Exercise brief -> Collect from the data below each line with "color".

Figure collection entries
########################################
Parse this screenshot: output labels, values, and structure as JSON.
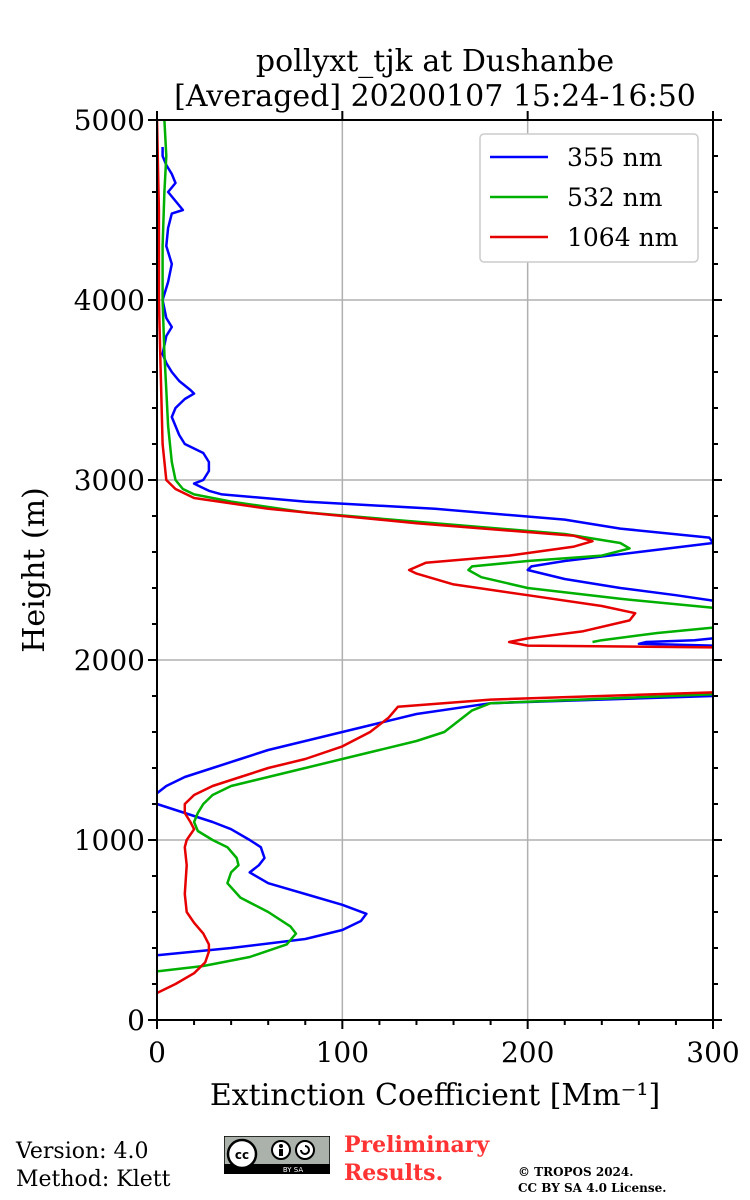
{
  "chart_data": {
    "type": "line",
    "title": "pollyxt_tjk at Dushanbe",
    "subtitle": "[Averaged] 20200107 15:24-16:50",
    "xlabel": "Extinction Coefficient [Mm⁻¹]",
    "ylabel": "Height (m)",
    "xlim": [
      0,
      300
    ],
    "ylim": [
      0,
      5000
    ],
    "xticks": [
      0,
      100,
      200,
      300
    ],
    "yticks": [
      0,
      1000,
      2000,
      3000,
      4000,
      5000
    ],
    "grid": true,
    "legend_position": "top-right",
    "series": [
      {
        "name": "355 nm",
        "color": "#0000ff",
        "points": [
          [
            0,
            360
          ],
          [
            40,
            400
          ],
          [
            80,
            450
          ],
          [
            100,
            500
          ],
          [
            110,
            550
          ],
          [
            113,
            590
          ],
          [
            100,
            640
          ],
          [
            80,
            700
          ],
          [
            60,
            760
          ],
          [
            50,
            820
          ],
          [
            55,
            860
          ],
          [
            58,
            900
          ],
          [
            56,
            960
          ],
          [
            50,
            1000
          ],
          [
            40,
            1060
          ],
          [
            30,
            1100
          ],
          [
            15,
            1150
          ],
          [
            0,
            1200
          ],
          [
            null,
            null
          ],
          [
            0,
            1260
          ],
          [
            5,
            1300
          ],
          [
            15,
            1350
          ],
          [
            30,
            1400
          ],
          [
            45,
            1450
          ],
          [
            60,
            1500
          ],
          [
            80,
            1550
          ],
          [
            100,
            1600
          ],
          [
            120,
            1650
          ],
          [
            140,
            1700
          ],
          [
            180,
            1760
          ],
          [
            300,
            1800
          ],
          [
            null,
            null
          ],
          [
            300,
            2080
          ],
          [
            260,
            2090
          ],
          [
            264,
            2100
          ],
          [
            290,
            2110
          ],
          [
            300,
            2120
          ],
          [
            null,
            null
          ],
          [
            300,
            2330
          ],
          [
            280,
            2360
          ],
          [
            250,
            2400
          ],
          [
            220,
            2450
          ],
          [
            200,
            2500
          ],
          [
            202,
            2520
          ],
          [
            220,
            2550
          ],
          [
            260,
            2600
          ],
          [
            300,
            2650
          ],
          [
            298,
            2680
          ],
          [
            250,
            2730
          ],
          [
            220,
            2780
          ],
          [
            150,
            2840
          ],
          [
            80,
            2880
          ],
          [
            35,
            2920
          ],
          [
            28,
            2940
          ],
          [
            24,
            2960
          ],
          [
            20,
            2980
          ],
          [
            25,
            3000
          ],
          [
            28,
            3050
          ],
          [
            28,
            3100
          ],
          [
            25,
            3150
          ],
          [
            15,
            3200
          ],
          [
            12,
            3250
          ],
          [
            10,
            3300
          ],
          [
            8,
            3350
          ],
          [
            10,
            3400
          ],
          [
            15,
            3450
          ],
          [
            20,
            3480
          ],
          [
            18,
            3500
          ],
          [
            12,
            3550
          ],
          [
            8,
            3600
          ],
          [
            5,
            3650
          ],
          [
            3,
            3700
          ],
          [
            5,
            3800
          ],
          [
            8,
            3850
          ],
          [
            5,
            3900
          ],
          [
            3,
            4000
          ],
          [
            6,
            4100
          ],
          [
            8,
            4200
          ],
          [
            5,
            4300
          ],
          [
            6,
            4400
          ],
          [
            8,
            4480
          ],
          [
            14,
            4500
          ],
          [
            10,
            4550
          ],
          [
            6,
            4600
          ],
          [
            10,
            4650
          ],
          [
            8,
            4700
          ],
          [
            5,
            4750
          ],
          [
            3,
            4800
          ],
          [
            3,
            4850
          ]
        ]
      },
      {
        "name": "532 nm",
        "color": "#00b000",
        "points": [
          [
            0,
            270
          ],
          [
            25,
            300
          ],
          [
            50,
            350
          ],
          [
            70,
            420
          ],
          [
            75,
            480
          ],
          [
            72,
            520
          ],
          [
            60,
            600
          ],
          [
            45,
            680
          ],
          [
            38,
            760
          ],
          [
            40,
            820
          ],
          [
            44,
            860
          ],
          [
            43,
            900
          ],
          [
            38,
            960
          ],
          [
            30,
            1000
          ],
          [
            22,
            1050
          ],
          [
            20,
            1100
          ],
          [
            22,
            1150
          ],
          [
            25,
            1200
          ],
          [
            30,
            1250
          ],
          [
            40,
            1300
          ],
          [
            60,
            1350
          ],
          [
            80,
            1400
          ],
          [
            100,
            1450
          ],
          [
            120,
            1500
          ],
          [
            140,
            1550
          ],
          [
            155,
            1600
          ],
          [
            165,
            1680
          ],
          [
            170,
            1720
          ],
          [
            180,
            1760
          ],
          [
            300,
            1810
          ],
          [
            null,
            null
          ],
          [
            235,
            2100
          ],
          [
            240,
            2110
          ],
          [
            270,
            2150
          ],
          [
            300,
            2180
          ],
          [
            null,
            null
          ],
          [
            300,
            2290
          ],
          [
            250,
            2340
          ],
          [
            200,
            2400
          ],
          [
            175,
            2460
          ],
          [
            168,
            2500
          ],
          [
            170,
            2520
          ],
          [
            200,
            2550
          ],
          [
            240,
            2580
          ],
          [
            255,
            2620
          ],
          [
            250,
            2650
          ],
          [
            220,
            2700
          ],
          [
            150,
            2760
          ],
          [
            80,
            2820
          ],
          [
            40,
            2880
          ],
          [
            20,
            2920
          ],
          [
            14,
            2950
          ],
          [
            10,
            3000
          ],
          [
            8,
            3100
          ],
          [
            6,
            3300
          ],
          [
            5,
            3500
          ],
          [
            4,
            3700
          ],
          [
            3,
            4000
          ],
          [
            3,
            4300
          ],
          [
            4,
            4600
          ],
          [
            5,
            4800
          ],
          [
            4,
            5000
          ]
        ]
      },
      {
        "name": "1064 nm",
        "color": "#e60000",
        "points": [
          [
            0,
            150
          ],
          [
            10,
            200
          ],
          [
            20,
            260
          ],
          [
            26,
            320
          ],
          [
            28,
            380
          ],
          [
            28,
            420
          ],
          [
            25,
            480
          ],
          [
            20,
            540
          ],
          [
            16,
            600
          ],
          [
            15,
            700
          ],
          [
            16,
            860
          ],
          [
            15,
            960
          ],
          [
            16,
            1000
          ],
          [
            20,
            1060
          ],
          [
            18,
            1100
          ],
          [
            15,
            1150
          ],
          [
            15,
            1200
          ],
          [
            20,
            1250
          ],
          [
            30,
            1300
          ],
          [
            45,
            1350
          ],
          [
            60,
            1400
          ],
          [
            80,
            1450
          ],
          [
            100,
            1520
          ],
          [
            115,
            1600
          ],
          [
            125,
            1680
          ],
          [
            130,
            1740
          ],
          [
            180,
            1780
          ],
          [
            300,
            1820
          ],
          [
            null,
            null
          ],
          [
            300,
            2070
          ],
          [
            200,
            2080
          ],
          [
            190,
            2100
          ],
          [
            200,
            2120
          ],
          [
            230,
            2160
          ],
          [
            255,
            2220
          ],
          [
            258,
            2260
          ],
          [
            240,
            2300
          ],
          [
            200,
            2360
          ],
          [
            160,
            2420
          ],
          [
            140,
            2480
          ],
          [
            136,
            2500
          ],
          [
            145,
            2540
          ],
          [
            190,
            2580
          ],
          [
            225,
            2630
          ],
          [
            235,
            2660
          ],
          [
            225,
            2690
          ],
          [
            140,
            2760
          ],
          [
            60,
            2840
          ],
          [
            20,
            2900
          ],
          [
            10,
            2950
          ],
          [
            5,
            3000
          ],
          [
            3,
            3200
          ],
          [
            2,
            3600
          ],
          [
            1,
            4000
          ],
          [
            1,
            4500
          ],
          [
            0,
            5000
          ]
        ]
      }
    ]
  },
  "footer": {
    "version": "Version: 4.0",
    "method": "Method: Klett",
    "license_badge": "BY SA",
    "preliminary_line1": "Preliminary",
    "preliminary_line2": "Results.",
    "copyright_line1": "© TROPOS 2024.",
    "copyright_line2": "CC BY SA 4.0 License."
  }
}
########################################
Task result ->
        "color": "#0000ff",
        "color": "#00b000",
        "color": "#e60000",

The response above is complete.